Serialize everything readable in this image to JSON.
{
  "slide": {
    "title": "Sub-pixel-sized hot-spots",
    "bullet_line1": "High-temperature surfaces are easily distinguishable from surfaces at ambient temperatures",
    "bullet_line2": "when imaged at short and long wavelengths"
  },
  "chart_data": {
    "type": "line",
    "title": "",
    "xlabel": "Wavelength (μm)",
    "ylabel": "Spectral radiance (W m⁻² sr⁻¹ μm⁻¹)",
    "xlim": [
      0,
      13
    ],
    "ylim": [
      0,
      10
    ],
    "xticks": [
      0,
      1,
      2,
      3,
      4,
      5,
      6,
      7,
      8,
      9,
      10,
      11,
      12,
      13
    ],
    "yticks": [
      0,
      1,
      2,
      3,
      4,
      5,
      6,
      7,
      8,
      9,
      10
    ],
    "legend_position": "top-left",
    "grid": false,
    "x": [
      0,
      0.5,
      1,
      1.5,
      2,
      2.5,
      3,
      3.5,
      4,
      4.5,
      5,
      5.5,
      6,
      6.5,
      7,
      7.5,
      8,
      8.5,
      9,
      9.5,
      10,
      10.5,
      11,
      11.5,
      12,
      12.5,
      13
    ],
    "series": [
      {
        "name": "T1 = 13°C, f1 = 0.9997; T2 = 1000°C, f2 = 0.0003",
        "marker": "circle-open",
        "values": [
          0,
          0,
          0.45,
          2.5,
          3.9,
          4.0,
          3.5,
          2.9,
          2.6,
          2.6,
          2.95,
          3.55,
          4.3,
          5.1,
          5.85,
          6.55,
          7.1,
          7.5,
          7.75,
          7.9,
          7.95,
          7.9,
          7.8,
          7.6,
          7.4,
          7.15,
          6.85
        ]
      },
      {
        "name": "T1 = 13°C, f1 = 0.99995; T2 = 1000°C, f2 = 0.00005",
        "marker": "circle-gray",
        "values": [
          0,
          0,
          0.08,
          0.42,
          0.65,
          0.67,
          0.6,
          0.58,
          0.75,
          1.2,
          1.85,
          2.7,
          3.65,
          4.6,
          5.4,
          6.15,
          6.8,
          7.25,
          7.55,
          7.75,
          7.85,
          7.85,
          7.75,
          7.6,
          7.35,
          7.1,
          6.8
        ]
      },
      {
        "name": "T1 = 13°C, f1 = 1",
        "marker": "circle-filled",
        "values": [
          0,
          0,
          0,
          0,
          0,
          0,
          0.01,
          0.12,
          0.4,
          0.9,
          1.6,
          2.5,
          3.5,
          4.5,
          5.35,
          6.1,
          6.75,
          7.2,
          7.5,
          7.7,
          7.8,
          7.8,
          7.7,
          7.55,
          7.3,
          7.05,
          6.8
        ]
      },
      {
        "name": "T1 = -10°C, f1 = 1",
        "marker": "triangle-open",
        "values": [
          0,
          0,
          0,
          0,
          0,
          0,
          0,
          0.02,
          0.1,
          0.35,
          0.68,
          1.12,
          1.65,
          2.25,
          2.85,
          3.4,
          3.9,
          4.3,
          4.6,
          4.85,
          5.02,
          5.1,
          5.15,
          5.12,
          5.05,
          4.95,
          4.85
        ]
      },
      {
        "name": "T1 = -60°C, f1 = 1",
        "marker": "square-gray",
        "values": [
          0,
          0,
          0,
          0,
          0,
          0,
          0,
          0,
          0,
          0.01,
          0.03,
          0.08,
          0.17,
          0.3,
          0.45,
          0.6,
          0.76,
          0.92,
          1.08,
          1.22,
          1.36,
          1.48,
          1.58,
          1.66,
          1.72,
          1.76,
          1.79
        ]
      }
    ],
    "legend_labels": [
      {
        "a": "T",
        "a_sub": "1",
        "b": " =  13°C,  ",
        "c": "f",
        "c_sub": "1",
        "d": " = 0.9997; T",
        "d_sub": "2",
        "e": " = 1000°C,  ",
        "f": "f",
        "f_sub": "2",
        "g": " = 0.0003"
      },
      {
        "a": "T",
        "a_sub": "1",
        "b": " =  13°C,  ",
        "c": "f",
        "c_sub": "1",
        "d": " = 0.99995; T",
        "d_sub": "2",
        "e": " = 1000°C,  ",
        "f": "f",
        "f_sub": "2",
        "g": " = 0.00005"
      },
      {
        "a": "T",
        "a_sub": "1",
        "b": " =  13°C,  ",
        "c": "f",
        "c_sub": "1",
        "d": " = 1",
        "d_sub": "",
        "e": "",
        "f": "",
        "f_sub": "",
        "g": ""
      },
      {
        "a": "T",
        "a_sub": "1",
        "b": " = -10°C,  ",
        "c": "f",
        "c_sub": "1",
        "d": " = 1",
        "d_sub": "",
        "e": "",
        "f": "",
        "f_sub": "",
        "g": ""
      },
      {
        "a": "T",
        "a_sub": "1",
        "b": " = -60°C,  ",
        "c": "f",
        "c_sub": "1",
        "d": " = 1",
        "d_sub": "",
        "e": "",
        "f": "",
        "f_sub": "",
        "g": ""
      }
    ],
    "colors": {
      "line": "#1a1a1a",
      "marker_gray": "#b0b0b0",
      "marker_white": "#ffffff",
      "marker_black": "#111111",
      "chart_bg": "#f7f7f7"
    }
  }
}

■ ■ ■ ■ ■

> Stated exercise
Compute how many lines include the string "name", then give that number by itself.

> Exercise result
5